Wednesday, March 23, 2005

The Trial of the Century


My RQ:
How did Court TV's media coverage protray the OJ simpson trial and turn it into a juicy narrative or story for the public to feast on?

How:
I will investigate this through the communication concepts of pure/ambiguous symbols, rhetoric, persuasion, fictional narrative vs. factual narrative, media influenced narrative construction, culture of our institution of american court, and the humanistic behavioral wants of the public that were fullfilled by the media coverage.

Bibliography thus far:
Bell, Allan. "News Stories as Narratives." The Language of News Media. Oxford: Blackwell, 1991.

Abbott, H. Porter. "Narrative as Life." The Cambridge Introduction to Narrative. Cambridge: Cambridge University Press, 2002.

Friedman, Richard D, and Roger C. Park. "Sometimes What Everybody Thinks They Know Is True." Law and Human Behavior. 27 (2003): 629-644.

Moran, Garya, and Brian L. Cutler. "Bogus Publicity Items and the Contingency Between Awareness and Media-Induced Pretrial Prejudice." Law and Human Behavior. 21 (1997): 339-344.

O J Simpson Murder Case. 2005. Court T.V. 22 MAR. 2005.
http://www.courttv.com/casefiles/simpson/.

Vidmar, Neila. "Case Studies of Pre- and Midtrial Prejudice in Criminal and Civil Litigation." Law and Human Behavior. 26 (2002): 73-105.

DATA ENTRIES:
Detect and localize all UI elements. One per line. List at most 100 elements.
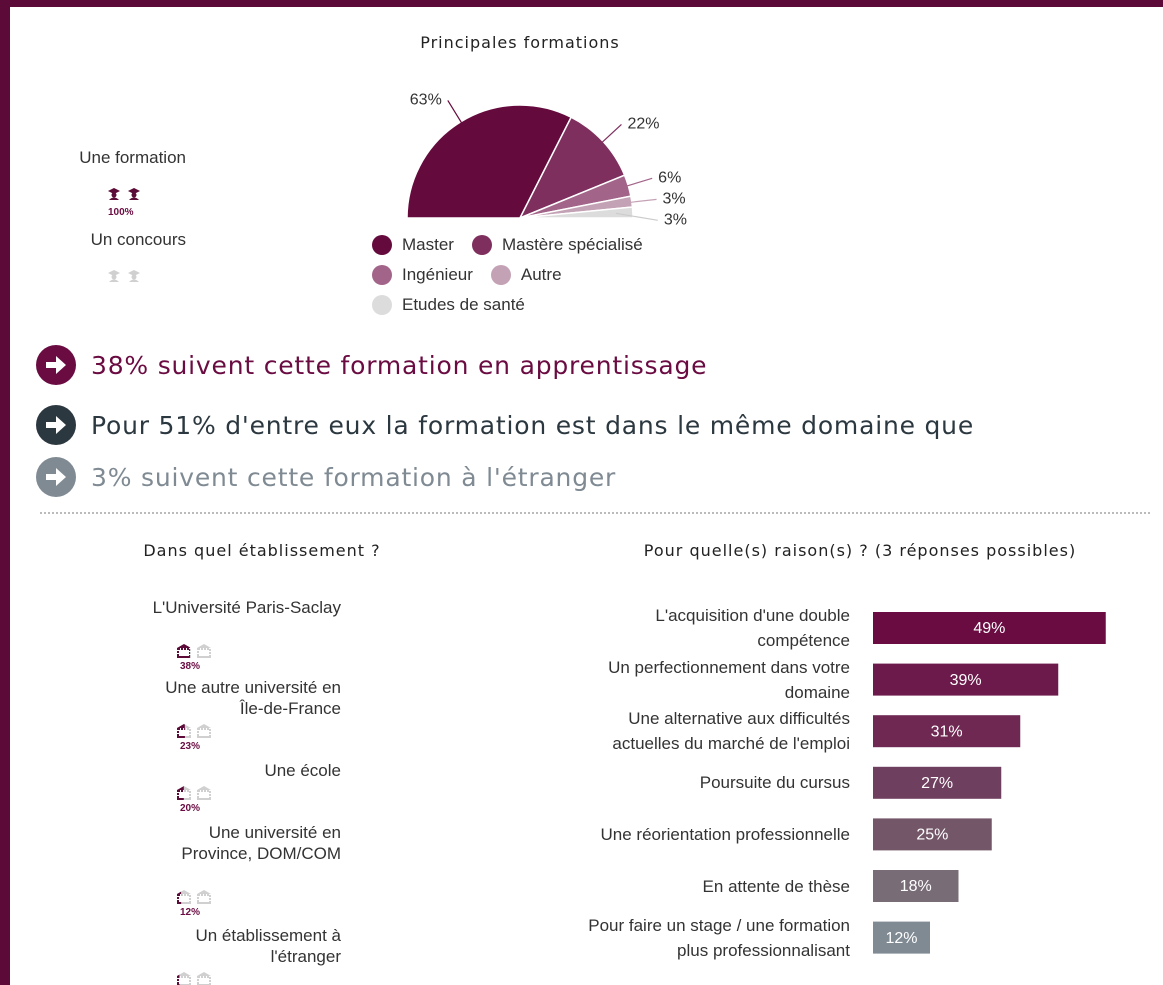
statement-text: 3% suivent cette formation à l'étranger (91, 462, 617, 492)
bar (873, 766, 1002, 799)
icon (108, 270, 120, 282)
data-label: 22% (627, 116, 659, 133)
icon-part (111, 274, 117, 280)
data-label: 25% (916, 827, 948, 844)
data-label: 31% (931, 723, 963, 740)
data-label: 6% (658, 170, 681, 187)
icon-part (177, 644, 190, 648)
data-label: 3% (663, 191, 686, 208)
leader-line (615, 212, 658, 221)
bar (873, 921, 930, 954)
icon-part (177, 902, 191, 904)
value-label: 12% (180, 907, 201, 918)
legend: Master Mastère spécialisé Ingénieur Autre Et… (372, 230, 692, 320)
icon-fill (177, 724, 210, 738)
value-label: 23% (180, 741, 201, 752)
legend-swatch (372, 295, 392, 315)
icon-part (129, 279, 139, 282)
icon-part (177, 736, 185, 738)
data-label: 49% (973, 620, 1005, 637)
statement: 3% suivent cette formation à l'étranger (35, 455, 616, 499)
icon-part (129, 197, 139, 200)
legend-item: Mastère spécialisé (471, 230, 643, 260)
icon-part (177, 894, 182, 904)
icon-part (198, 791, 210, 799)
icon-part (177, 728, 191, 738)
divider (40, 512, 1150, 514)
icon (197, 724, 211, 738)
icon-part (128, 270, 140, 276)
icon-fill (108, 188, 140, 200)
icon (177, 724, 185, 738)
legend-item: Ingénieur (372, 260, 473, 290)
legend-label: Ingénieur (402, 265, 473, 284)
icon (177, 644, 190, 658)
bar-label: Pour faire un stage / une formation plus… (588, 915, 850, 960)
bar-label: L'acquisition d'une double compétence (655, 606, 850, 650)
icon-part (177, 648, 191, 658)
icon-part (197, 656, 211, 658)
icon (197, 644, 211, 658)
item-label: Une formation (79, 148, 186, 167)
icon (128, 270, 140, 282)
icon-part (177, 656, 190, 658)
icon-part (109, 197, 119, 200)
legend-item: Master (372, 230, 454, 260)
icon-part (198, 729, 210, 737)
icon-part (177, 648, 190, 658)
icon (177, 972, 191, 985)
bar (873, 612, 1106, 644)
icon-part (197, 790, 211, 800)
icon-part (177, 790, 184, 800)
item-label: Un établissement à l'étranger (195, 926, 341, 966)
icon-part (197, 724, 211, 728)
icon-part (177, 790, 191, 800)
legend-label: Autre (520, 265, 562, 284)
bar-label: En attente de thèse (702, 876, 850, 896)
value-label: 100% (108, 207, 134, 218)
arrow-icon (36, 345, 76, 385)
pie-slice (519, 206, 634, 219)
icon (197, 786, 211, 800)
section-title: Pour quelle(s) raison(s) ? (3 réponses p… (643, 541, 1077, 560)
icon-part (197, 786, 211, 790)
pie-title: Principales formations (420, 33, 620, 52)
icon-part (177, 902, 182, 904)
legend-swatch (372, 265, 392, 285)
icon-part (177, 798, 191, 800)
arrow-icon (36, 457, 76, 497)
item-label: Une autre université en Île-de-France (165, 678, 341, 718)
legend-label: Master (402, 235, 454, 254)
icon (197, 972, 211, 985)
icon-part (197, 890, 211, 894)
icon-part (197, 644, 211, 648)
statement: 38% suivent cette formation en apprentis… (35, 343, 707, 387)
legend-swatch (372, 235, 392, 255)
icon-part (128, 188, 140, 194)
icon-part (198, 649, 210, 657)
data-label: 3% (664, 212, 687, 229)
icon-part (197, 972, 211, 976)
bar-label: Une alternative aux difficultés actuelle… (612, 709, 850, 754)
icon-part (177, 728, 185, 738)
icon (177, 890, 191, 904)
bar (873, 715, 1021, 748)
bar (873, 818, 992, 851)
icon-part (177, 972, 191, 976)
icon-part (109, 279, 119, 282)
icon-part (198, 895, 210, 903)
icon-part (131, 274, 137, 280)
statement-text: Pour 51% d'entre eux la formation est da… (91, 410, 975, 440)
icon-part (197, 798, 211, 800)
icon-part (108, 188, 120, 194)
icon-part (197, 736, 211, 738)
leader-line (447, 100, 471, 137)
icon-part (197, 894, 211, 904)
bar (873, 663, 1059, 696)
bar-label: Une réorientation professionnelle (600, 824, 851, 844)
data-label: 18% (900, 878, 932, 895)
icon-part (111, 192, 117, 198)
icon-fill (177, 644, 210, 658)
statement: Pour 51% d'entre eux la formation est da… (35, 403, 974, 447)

* * *

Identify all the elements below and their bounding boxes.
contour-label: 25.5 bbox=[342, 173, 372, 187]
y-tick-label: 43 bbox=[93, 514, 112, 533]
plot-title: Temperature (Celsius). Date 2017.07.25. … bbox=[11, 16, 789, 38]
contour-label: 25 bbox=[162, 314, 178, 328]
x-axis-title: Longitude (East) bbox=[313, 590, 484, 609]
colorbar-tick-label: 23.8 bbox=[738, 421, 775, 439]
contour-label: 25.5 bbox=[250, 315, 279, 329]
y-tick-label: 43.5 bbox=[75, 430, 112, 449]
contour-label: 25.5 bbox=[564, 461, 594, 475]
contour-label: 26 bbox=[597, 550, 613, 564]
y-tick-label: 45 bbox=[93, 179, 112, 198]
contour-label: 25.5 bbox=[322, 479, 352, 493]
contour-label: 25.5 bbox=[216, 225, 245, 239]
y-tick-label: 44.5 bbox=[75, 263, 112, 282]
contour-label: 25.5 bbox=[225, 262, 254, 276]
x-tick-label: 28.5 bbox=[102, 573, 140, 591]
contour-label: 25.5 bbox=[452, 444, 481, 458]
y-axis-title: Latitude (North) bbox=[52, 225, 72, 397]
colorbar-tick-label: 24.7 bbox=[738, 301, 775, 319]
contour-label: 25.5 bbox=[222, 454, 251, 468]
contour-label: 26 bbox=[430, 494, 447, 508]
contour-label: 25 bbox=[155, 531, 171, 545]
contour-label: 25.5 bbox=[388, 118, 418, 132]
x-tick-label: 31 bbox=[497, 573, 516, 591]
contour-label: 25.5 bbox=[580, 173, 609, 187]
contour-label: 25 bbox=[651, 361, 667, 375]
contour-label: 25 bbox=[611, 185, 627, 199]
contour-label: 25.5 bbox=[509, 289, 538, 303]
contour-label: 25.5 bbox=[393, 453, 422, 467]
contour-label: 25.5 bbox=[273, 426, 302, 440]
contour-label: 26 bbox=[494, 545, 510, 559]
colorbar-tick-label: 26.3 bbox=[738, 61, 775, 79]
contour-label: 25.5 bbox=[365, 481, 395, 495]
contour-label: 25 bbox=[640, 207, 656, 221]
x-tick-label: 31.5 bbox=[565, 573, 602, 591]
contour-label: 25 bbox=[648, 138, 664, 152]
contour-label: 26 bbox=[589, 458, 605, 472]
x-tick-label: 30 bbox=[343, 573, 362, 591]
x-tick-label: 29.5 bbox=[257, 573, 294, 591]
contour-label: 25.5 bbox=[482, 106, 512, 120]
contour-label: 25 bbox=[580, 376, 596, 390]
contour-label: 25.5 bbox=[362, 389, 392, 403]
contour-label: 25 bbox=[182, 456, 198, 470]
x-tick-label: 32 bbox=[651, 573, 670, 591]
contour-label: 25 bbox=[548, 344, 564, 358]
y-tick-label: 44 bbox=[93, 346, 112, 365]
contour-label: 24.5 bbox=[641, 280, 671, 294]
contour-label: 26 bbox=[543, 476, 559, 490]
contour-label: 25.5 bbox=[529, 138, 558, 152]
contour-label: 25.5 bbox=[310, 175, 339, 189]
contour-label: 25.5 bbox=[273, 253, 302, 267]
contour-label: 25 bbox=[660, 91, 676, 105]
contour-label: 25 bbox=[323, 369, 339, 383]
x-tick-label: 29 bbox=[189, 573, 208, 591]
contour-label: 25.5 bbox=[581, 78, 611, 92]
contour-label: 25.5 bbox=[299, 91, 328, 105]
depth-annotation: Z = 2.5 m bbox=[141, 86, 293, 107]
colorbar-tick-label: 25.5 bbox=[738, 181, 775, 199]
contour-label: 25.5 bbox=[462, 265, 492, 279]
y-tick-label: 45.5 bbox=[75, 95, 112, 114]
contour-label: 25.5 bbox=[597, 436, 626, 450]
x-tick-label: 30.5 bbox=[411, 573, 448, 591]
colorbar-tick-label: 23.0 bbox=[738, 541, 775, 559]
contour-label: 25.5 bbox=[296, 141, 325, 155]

* * *

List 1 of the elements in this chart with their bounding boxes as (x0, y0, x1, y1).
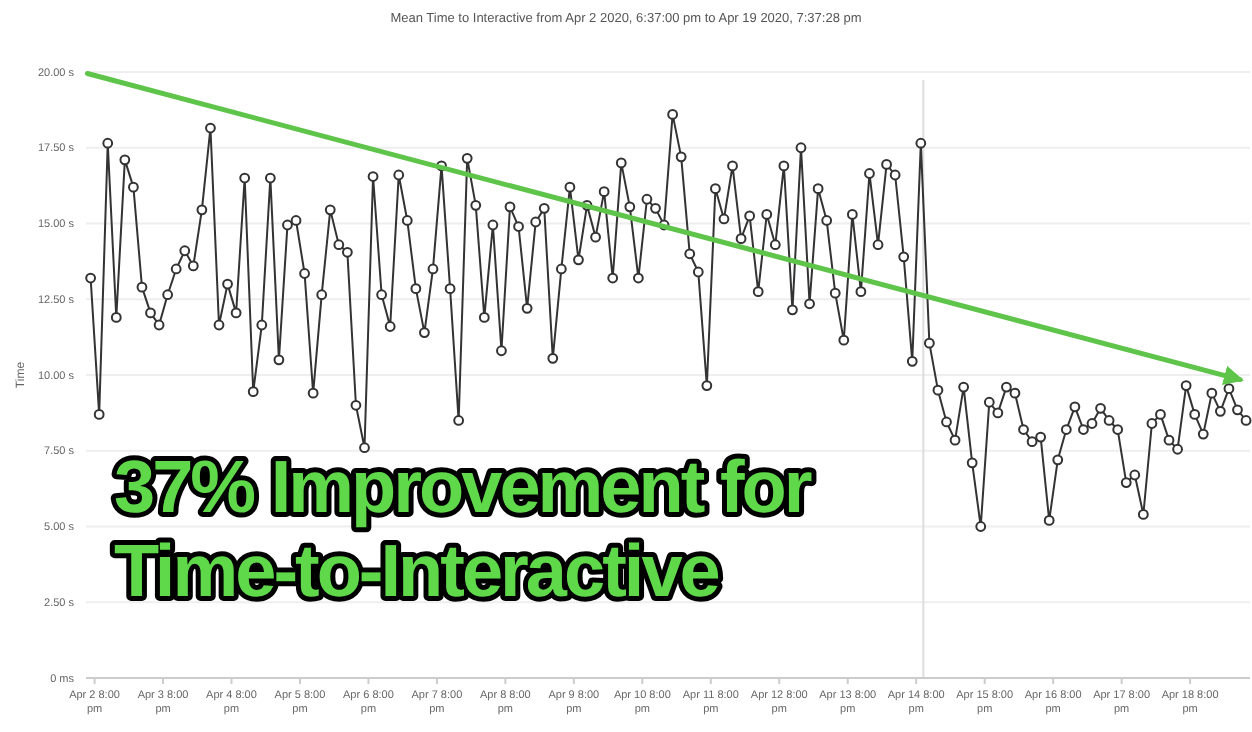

WHAT THE TASK REQUIRES:
In the post about the Simpson trial, how does the writer plan to investigate the research question? Answer in one to three sentences.

THE COMPLETED TASK:
The writer plans to study how Court TV's coverage turned the O.J. Simpson trial into a narrative through several communication concepts. These are pure and ambiguous symbols, rhetoric, persuasion, fictional versus factual narrative, media-influenced narrative construction, the culture of the American court, and the human behavioral wants of the public that the coverage fulfilled.